All the records that follow need to be reproduced exactly. Omit the images.

**** Records supplied ****

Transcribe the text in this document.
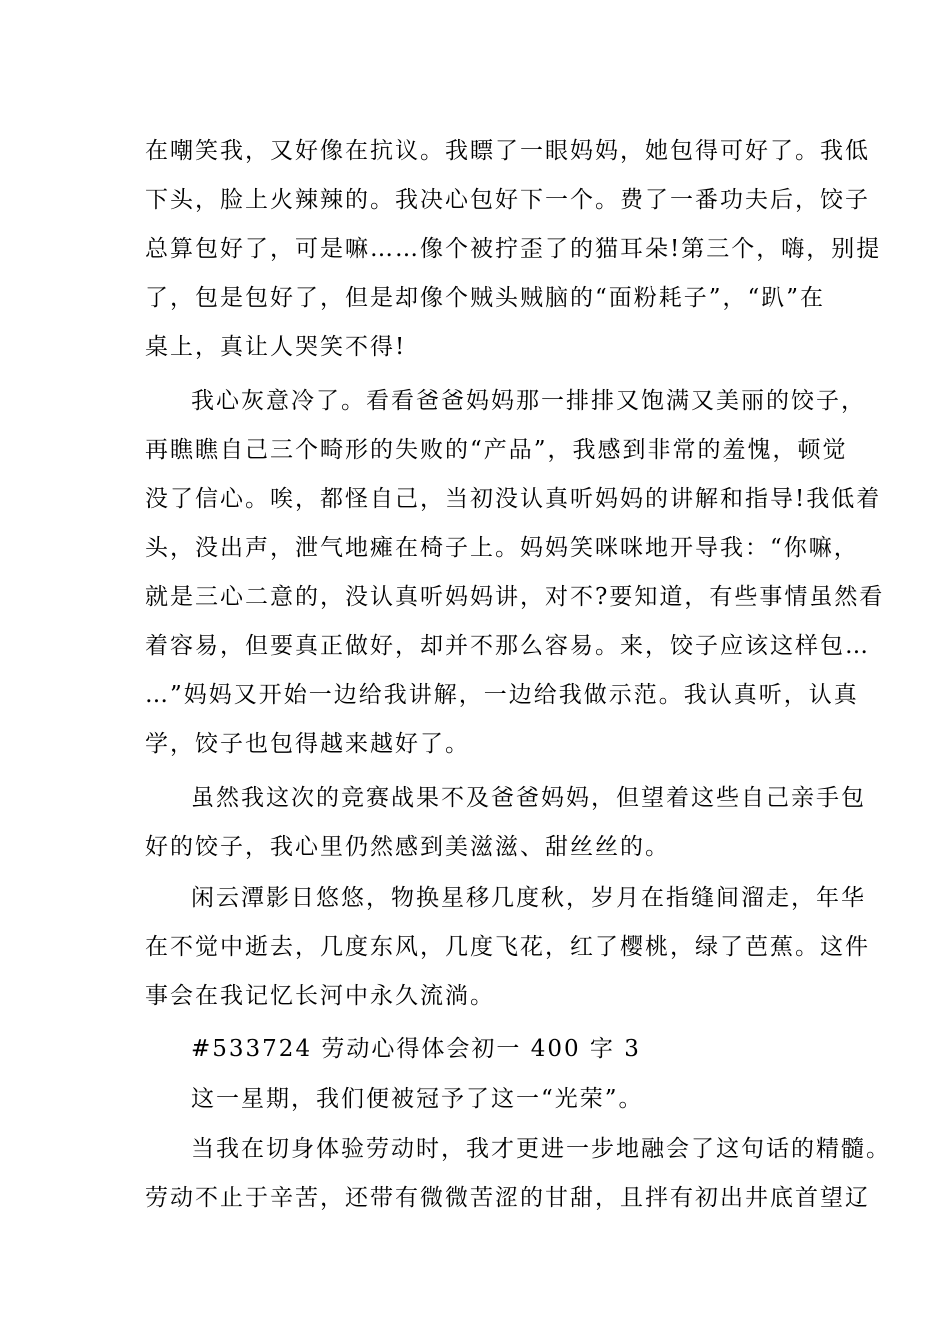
在嘲笑我，又好像在抗议。我瞟了一眼妈妈，她包得可好了。我低
下头，脸上火辣辣的。我决心包好下一个。费了一番功夫后，饺子
总算包好了，可是嘛……像个被拧歪了的猫耳朵!第三个，嗨，别提
了，包是包好了，但是却像个贼头贼脑的“面粉耗子”，“趴”在
桌上，真让人哭笑不得!
我心灰意冷了。看看爸爸妈妈那一排排又饱满又美丽的饺子，
再瞧瞧自己三个畸形的失败的“产品”，我感到非常的羞愧，顿觉
没了信心。唉，都怪自己，当初没认真听妈妈的讲解和指导!我低着
头，没出声，泄气地瘫在椅子上。妈妈笑咪咪地开导我：“你嘛，
就是三心二意的，没认真听妈妈讲，对不?要知道，有些事情虽然看
着容易，但要真正做好，却并不那么容易。来，饺子应该这样包…
…”妈妈又开始一边给我讲解，一边给我做示范。我认真听，认真
学，饺子也包得越来越好了。
虽然我这次的竞赛战果不及爸爸妈妈，但望着这些自己亲手包
好的饺子，我心里仍然感到美滋滋、甜丝丝的。
闲云潭影日悠悠，物换星移几度秋，岁月在指缝间溜走，年华
在不觉中逝去，几度东风，几度飞花，红了樱桃，绿了芭蕉。这件
事会在我记忆长河中永久流淌。
#533724 劳动心得体会初一 400 字 3
这一星期，我们便被冠予了这一“光荣”。
当我在切身体验劳动时，我才更进一步地融会了这句话的精髓。
劳动不止于辛苦，还带有微微苦涩的甘甜，且拌有初出井底首望辽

****

Solution »
Transcribe the text in this document.
在嘲笑我，又好像在抗议。我瞟了一眼妈妈，她包得可好了。我低
下头，脸上火辣辣的。我决心包好下一个。费了一番功夫后，饺子
总算包好了，可是嘛……像个被拧歪了的猫耳朵!第三个，嗨，别提
了，包是包好了，但是却像个贼头贼脑的“面粉耗子”，“趴”在
桌上，真让人哭笑不得!
我心灰意冷了。看看爸爸妈妈那一排排又饱满又美丽的饺子，
再瞧瞧自己三个畸形的失败的“产品”，我感到非常的羞愧，顿觉
没了信心。唉，都怪自己，当初没认真听妈妈的讲解和指导!我低着
头，没出声，泄气地瘫在椅子上。妈妈笑咪咪地开导我：“你嘛，
就是三心二意的，没认真听妈妈讲，对不?要知道，有些事情虽然看
着容易，但要真正做好，却并不那么容易。来，饺子应该这样包…
…”妈妈又开始一边给我讲解，一边给我做示范。我认真听，认真
学，饺子也包得越来越好了。
虽然我这次的竞赛战果不及爸爸妈妈，但望着这些自己亲手包
好的饺子，我心里仍然感到美滋滋、甜丝丝的。
闲云潭影日悠悠，物换星移几度秋，岁月在指缝间溜走，年华
在不觉中逝去，几度东风，几度飞花，红了樱桃，绿了芭蕉。这件
事会在我记忆长河中永久流淌。
#533724 劳动心得体会初一 400 字 3
这一星期，我们便被冠予了这一“光荣”。
当我在切身体验劳动时，我才更进一步地融会了这句话的精髓。
劳动不止于辛苦，还带有微微苦涩的甘甜，且拌有初出井底首望辽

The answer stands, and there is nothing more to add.